A run of records:
□ □ □ □

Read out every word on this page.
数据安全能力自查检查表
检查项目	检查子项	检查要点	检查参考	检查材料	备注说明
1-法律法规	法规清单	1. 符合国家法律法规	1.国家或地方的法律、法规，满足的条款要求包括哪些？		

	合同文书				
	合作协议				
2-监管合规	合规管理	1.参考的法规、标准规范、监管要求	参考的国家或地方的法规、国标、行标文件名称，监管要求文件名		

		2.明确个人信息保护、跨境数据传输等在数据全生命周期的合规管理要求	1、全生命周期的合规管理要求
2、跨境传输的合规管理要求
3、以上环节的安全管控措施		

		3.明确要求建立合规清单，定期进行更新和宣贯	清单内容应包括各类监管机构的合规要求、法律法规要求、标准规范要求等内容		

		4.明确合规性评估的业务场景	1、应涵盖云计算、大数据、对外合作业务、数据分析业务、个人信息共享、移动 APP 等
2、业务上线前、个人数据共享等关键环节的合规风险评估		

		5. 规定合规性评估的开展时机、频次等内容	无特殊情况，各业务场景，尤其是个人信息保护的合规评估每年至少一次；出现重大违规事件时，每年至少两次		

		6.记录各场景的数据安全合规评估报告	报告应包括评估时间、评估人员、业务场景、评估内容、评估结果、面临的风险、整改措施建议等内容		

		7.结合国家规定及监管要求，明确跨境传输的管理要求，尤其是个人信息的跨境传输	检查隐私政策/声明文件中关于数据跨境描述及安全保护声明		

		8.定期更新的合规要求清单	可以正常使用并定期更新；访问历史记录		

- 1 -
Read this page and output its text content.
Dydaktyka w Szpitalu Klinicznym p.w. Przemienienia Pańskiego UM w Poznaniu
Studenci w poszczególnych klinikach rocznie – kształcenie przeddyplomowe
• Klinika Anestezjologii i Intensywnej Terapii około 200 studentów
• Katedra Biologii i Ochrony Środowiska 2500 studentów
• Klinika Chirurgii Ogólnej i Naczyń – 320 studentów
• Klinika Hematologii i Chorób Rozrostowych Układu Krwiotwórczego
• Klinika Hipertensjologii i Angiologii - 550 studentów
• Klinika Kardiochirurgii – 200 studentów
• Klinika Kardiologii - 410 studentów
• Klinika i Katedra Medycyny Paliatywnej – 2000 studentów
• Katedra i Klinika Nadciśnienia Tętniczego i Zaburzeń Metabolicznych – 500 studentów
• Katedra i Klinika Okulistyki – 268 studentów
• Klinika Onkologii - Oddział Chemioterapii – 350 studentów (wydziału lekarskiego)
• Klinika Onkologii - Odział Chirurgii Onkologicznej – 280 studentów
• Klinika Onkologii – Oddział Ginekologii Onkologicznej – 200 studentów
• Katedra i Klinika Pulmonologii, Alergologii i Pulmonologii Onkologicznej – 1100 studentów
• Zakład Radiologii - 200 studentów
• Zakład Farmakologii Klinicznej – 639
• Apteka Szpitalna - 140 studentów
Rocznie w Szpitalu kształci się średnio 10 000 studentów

□ □ □ □

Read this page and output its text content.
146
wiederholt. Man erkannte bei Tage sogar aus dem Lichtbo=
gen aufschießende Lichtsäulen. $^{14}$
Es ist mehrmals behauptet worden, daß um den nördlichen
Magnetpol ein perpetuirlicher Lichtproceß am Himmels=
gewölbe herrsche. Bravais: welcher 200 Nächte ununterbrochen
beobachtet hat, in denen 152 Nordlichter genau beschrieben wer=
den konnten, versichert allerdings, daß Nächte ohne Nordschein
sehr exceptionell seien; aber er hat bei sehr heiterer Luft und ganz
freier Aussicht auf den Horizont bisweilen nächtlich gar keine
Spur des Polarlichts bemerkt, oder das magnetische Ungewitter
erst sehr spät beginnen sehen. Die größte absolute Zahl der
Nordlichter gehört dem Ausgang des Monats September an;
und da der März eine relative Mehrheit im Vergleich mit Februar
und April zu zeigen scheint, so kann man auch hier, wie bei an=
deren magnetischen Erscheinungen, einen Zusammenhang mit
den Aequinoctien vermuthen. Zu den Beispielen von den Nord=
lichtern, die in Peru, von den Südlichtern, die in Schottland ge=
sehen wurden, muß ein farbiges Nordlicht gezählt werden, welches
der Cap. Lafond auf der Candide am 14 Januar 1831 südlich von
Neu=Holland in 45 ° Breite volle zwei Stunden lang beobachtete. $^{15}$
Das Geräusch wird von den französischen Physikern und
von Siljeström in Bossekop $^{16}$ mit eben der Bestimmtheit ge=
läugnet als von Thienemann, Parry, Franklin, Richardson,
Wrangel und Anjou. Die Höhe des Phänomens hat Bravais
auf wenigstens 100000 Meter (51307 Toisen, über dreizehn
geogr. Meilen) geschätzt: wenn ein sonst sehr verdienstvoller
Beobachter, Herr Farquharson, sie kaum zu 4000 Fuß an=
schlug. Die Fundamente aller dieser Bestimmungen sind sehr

□ □ □ □

Exercise prompt: Copy out each line that contains the word "Nächte".

Solution below:
gewölbe herrsche. Bravais: welcher 200 Nächte ununterbrochen
den konnten, versichert allerdings, daß Nächte ohne Nordschein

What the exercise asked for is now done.